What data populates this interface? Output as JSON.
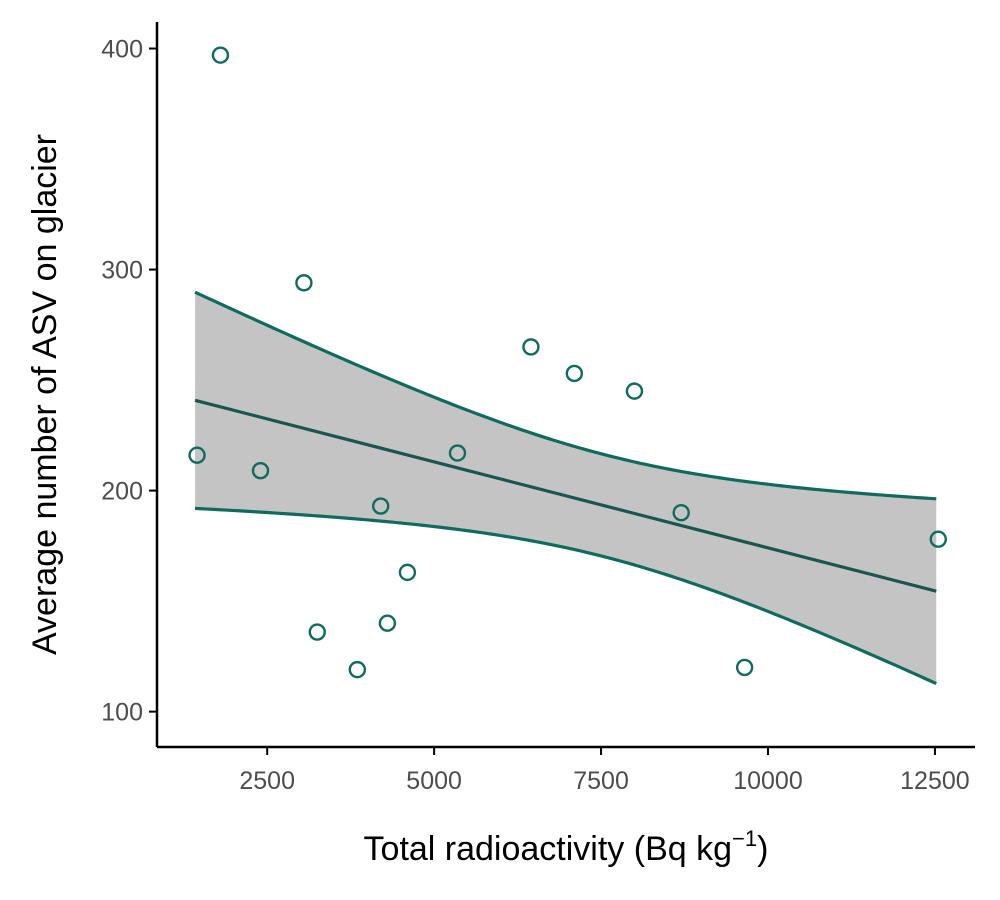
{
  "chart_data": {
    "type": "scatter",
    "xlabel_text": "Total radioactivity (Bq kg",
    "xlabel_sup": "−1",
    "xlabel_close": ")",
    "ylabel": "Average number of ASV on glacier",
    "xlim": [
      850,
      13100
    ],
    "ylim": [
      84,
      412
    ],
    "x_ticks": [
      2500,
      5000,
      7500,
      10000,
      12500
    ],
    "y_ticks": [
      100,
      200,
      300,
      400
    ],
    "x_tick_labels": [
      "2500",
      "5000",
      "7500",
      "10000",
      "12500"
    ],
    "y_tick_labels": [
      "100",
      "200",
      "300",
      "400"
    ],
    "points": [
      {
        "x": 1450,
        "y": 216
      },
      {
        "x": 1800,
        "y": 397
      },
      {
        "x": 2400,
        "y": 209
      },
      {
        "x": 3050,
        "y": 294
      },
      {
        "x": 3250,
        "y": 136
      },
      {
        "x": 3850,
        "y": 119
      },
      {
        "x": 4200,
        "y": 193
      },
      {
        "x": 4300,
        "y": 140
      },
      {
        "x": 4600,
        "y": 163
      },
      {
        "x": 5350,
        "y": 217
      },
      {
        "x": 6450,
        "y": 265
      },
      {
        "x": 7100,
        "y": 253
      },
      {
        "x": 8000,
        "y": 245
      },
      {
        "x": 8700,
        "y": 190
      },
      {
        "x": 9650,
        "y": 120
      },
      {
        "x": 12550,
        "y": 178
      }
    ],
    "fit": {
      "x_range": [
        1420,
        12520
      ],
      "intercept": 251.9,
      "slope": -0.00778,
      "mean_x": 7560,
      "se_at_mean": 23.1,
      "se_slope": 0.00702
    },
    "colors": {
      "point": "#0f6b5e",
      "band_edge": "#0f6b5e",
      "fit_line": "#1a5650",
      "band_fill": "#c4c4c4"
    },
    "grid": false,
    "legend": "none"
  }
}
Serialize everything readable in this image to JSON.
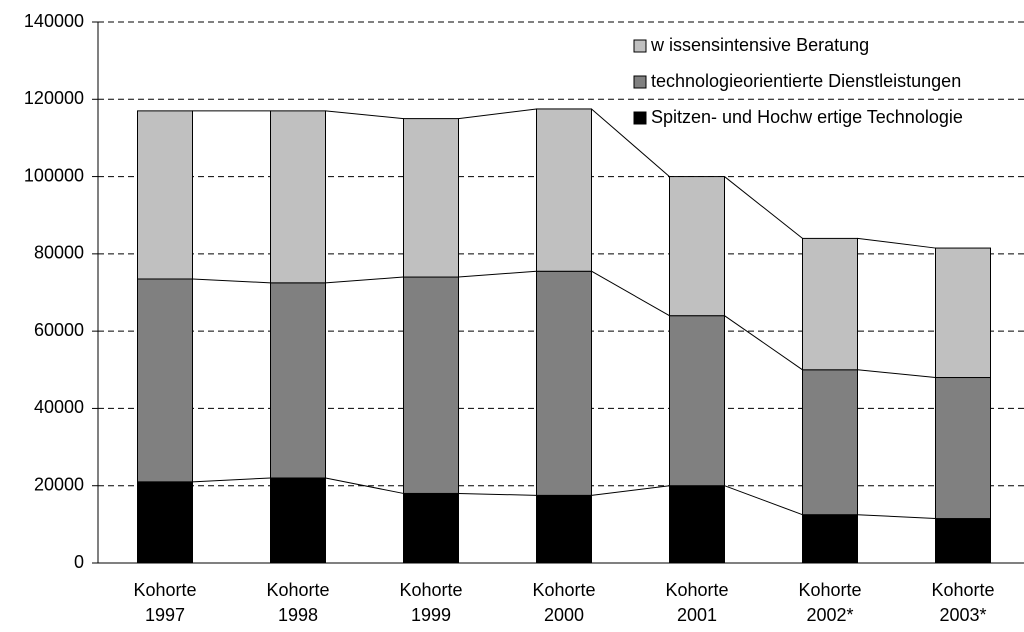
{
  "chart_data": {
    "type": "stacked-bar",
    "categories": [
      "Kohorte 1997",
      "Kohorte 1998",
      "Kohorte 1999",
      "Kohorte 2000",
      "Kohorte 2001",
      "Kohorte 2002*",
      "Kohorte 2003*"
    ],
    "series": [
      {
        "name": "Spitzen- und Hochw ertige Technologie",
        "color": "#000000",
        "values": [
          21000,
          22000,
          18000,
          17500,
          20000,
          12500,
          11500
        ]
      },
      {
        "name": "technologieorientierte Dienstleistungen",
        "color": "#808080",
        "values": [
          52500,
          50500,
          56000,
          58000,
          44000,
          37500,
          36500
        ]
      },
      {
        "name": "w issensintensive Beratung",
        "color": "#c0c0c0",
        "values": [
          43500,
          44500,
          41000,
          42000,
          36000,
          34000,
          33500
        ]
      }
    ],
    "ylim": [
      0,
      140000
    ],
    "yticks": [
      0,
      20000,
      40000,
      60000,
      80000,
      100000,
      120000,
      140000
    ],
    "grid": true
  }
}
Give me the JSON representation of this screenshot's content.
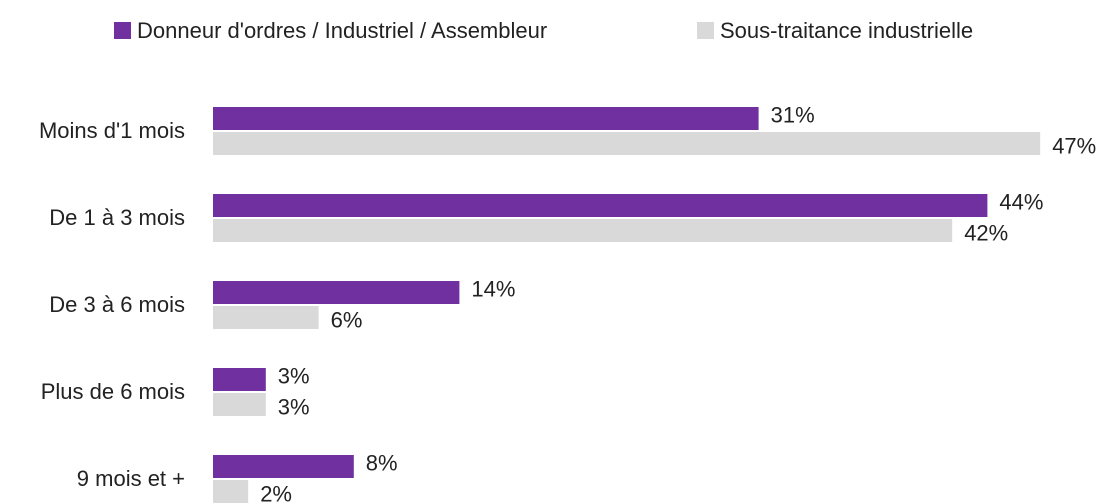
{
  "chart_data": {
    "type": "bar",
    "orientation": "horizontal",
    "categories": [
      "Moins d'1 mois",
      "De 1 à 3 mois",
      "De 3 à 6 mois",
      "Plus de 6 mois",
      "9 mois et +"
    ],
    "series": [
      {
        "name": "Donneur d'ordres / Industriel / Assembleur",
        "color": "#7030a0",
        "values": [
          31,
          44,
          14,
          3,
          8
        ],
        "value_labels": [
          "31%",
          "44%",
          "14%",
          "3%",
          "8%"
        ]
      },
      {
        "name": "Sous-traitance industrielle",
        "color": "#d9d9d9",
        "values": [
          47,
          42,
          6,
          3,
          2
        ],
        "value_labels": [
          "47%",
          "42%",
          "6%",
          "3%",
          "2%"
        ]
      }
    ],
    "legend": "top"
  }
}
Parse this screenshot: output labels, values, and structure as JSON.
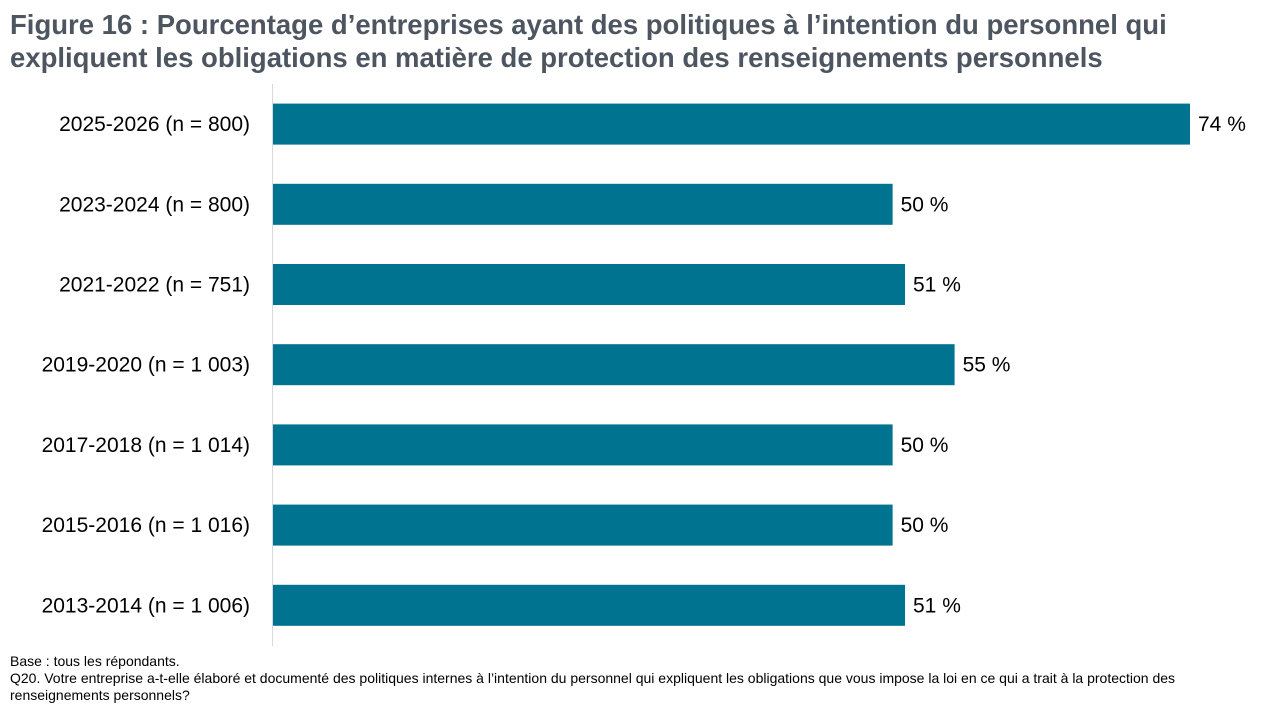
{
  "title": "Figure 16 : Pourcentage d’entreprises ayant des politiques à l’intention du personnel qui expliquent les obligations en matière de protection des renseignements personnels",
  "notes": {
    "base": "Base : tous les répondants.",
    "question": "Q20. Votre entreprise a-t-elle élaboré et documenté des politiques internes à l’intention du personnel qui expliquent les obligations que vous impose la loi en ce qui a trait à la protection des renseignements personnels?"
  },
  "colors": {
    "bar": "#007391",
    "title": "#4d5660",
    "axis": "#d9d9d9"
  },
  "chart_data": {
    "type": "bar",
    "orientation": "horizontal",
    "categories": [
      "2025-2026 (n = 800)",
      "2023-2024 (n = 800)",
      "2021-2022 (n = 751)",
      "2019-2020 (n = 1 003)",
      "2017-2018 (n = 1 014)",
      "2015-2016 (n = 1 016)",
      "2013-2014 (n = 1 006)"
    ],
    "values": [
      74,
      50,
      51,
      55,
      50,
      50,
      51
    ],
    "data_labels": [
      "74 %",
      "50 %",
      "51 %",
      "55 %",
      "50 %",
      "50 %",
      "51 %"
    ],
    "xlim": [
      0,
      74
    ],
    "grid": false,
    "legend": "none"
  }
}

---

__Exercise requirements__:
Every entry above should be duplicated exactly. Do not include the images.

__Task output__:
What data populates this interface? Output as JSON.
{
  "chart_data": {
    "type": "scatter",
    "xlabel_text": "Total radioactivity (Bq kg",
    "xlabel_sup": "−1",
    "xlabel_close": ")",
    "ylabel": "Average number of ASV on glacier",
    "xlim": [
      850,
      13100
    ],
    "ylim": [
      84,
      412
    ],
    "x_ticks": [
      2500,
      5000,
      7500,
      10000,
      12500
    ],
    "y_ticks": [
      100,
      200,
      300,
      400
    ],
    "x_tick_labels": [
      "2500",
      "5000",
      "7500",
      "10000",
      "12500"
    ],
    "y_tick_labels": [
      "100",
      "200",
      "300",
      "400"
    ],
    "points": [
      {
        "x": 1450,
        "y": 216
      },
      {
        "x": 1800,
        "y": 397
      },
      {
        "x": 2400,
        "y": 209
      },
      {
        "x": 3050,
        "y": 294
      },
      {
        "x": 3250,
        "y": 136
      },
      {
        "x": 3850,
        "y": 119
      },
      {
        "x": 4200,
        "y": 193
      },
      {
        "x": 4300,
        "y": 140
      },
      {
        "x": 4600,
        "y": 163
      },
      {
        "x": 5350,
        "y": 217
      },
      {
        "x": 6450,
        "y": 265
      },
      {
        "x": 7100,
        "y": 253
      },
      {
        "x": 8000,
        "y": 245
      },
      {
        "x": 8700,
        "y": 190
      },
      {
        "x": 9650,
        "y": 120
      },
      {
        "x": 12550,
        "y": 178
      }
    ],
    "fit": {
      "x_range": [
        1420,
        12520
      ],
      "intercept": 251.9,
      "slope": -0.00778,
      "mean_x": 7560,
      "se_at_mean": 23.1,
      "se_slope": 0.00702
    },
    "colors": {
      "point": "#0f6b5e",
      "band_edge": "#0f6b5e",
      "fit_line": "#1a5650",
      "band_fill": "#c4c4c4"
    },
    "grid": false,
    "legend": "none"
  }
}
Serialize everything readable in this image to JSON.
{
  "chart_data": {
    "type": "stacked-bar",
    "categories": [
      "Kohorte 1997",
      "Kohorte 1998",
      "Kohorte 1999",
      "Kohorte 2000",
      "Kohorte 2001",
      "Kohorte 2002*",
      "Kohorte 2003*"
    ],
    "series": [
      {
        "name": "Spitzen- und Hochw ertige Technologie",
        "color": "#000000",
        "values": [
          21000,
          22000,
          18000,
          17500,
          20000,
          12500,
          11500
        ]
      },
      {
        "name": "technologieorientierte Dienstleistungen",
        "color": "#808080",
        "values": [
          52500,
          50500,
          56000,
          58000,
          44000,
          37500,
          36500
        ]
      },
      {
        "name": "w issensintensive Beratung",
        "color": "#c0c0c0",
        "values": [
          43500,
          44500,
          41000,
          42000,
          36000,
          34000,
          33500
        ]
      }
    ],
    "ylim": [
      0,
      140000
    ],
    "yticks": [
      0,
      20000,
      40000,
      60000,
      80000,
      100000,
      120000,
      140000
    ],
    "grid": true
  }
}
Give me the JSON representation of this screenshot's content.
{
  "chart_data": {
    "type": "bar",
    "orientation": "horizontal",
    "categories": [
      "Moins d'1 mois",
      "De 1 à 3 mois",
      "De 3 à 6 mois",
      "Plus de 6 mois",
      "9 mois et +"
    ],
    "series": [
      {
        "name": "Donneur d'ordres / Industriel / Assembleur",
        "color": "#7030a0",
        "values": [
          31,
          44,
          14,
          3,
          8
        ],
        "value_labels": [
          "31%",
          "44%",
          "14%",
          "3%",
          "8%"
        ]
      },
      {
        "name": "Sous-traitance industrielle",
        "color": "#d9d9d9",
        "values": [
          47,
          42,
          6,
          3,
          2
        ],
        "value_labels": [
          "47%",
          "42%",
          "6%",
          "3%",
          "2%"
        ]
      }
    ],
    "legend": "top"
  }
}
Parse this screenshot: output labels, values, and structure as JSON.
{
  "title": "Figure 16 : Pourcentage d’entreprises ayant des politiques à l’intention du personnel qui expliquent les obligations en matière de protection des renseignements personnels",
  "notes": {
    "base": "Base : tous les répondants.",
    "question": "Q20. Votre entreprise a-t-elle élaboré et documenté des politiques internes à l’intention du personnel qui expliquent les obligations que vous impose la loi en ce qui a trait à la protection des renseignements personnels?"
  },
  "colors": {
    "bar": "#007391",
    "title": "#4d5660",
    "axis": "#d9d9d9"
  },
  "chart_data": {
    "type": "bar",
    "orientation": "horizontal",
    "categories": [
      "2025-2026 (n = 800)",
      "2023-2024 (n = 800)",
      "2021-2022 (n = 751)",
      "2019-2020 (n = 1 003)",
      "2017-2018 (n = 1 014)",
      "2015-2016 (n = 1 016)",
      "2013-2014 (n = 1 006)"
    ],
    "values": [
      74,
      50,
      51,
      55,
      50,
      50,
      51
    ],
    "data_labels": [
      "74 %",
      "50 %",
      "51 %",
      "55 %",
      "50 %",
      "50 %",
      "51 %"
    ],
    "xlim": [
      0,
      74
    ],
    "grid": false,
    "legend": "none"
  }
}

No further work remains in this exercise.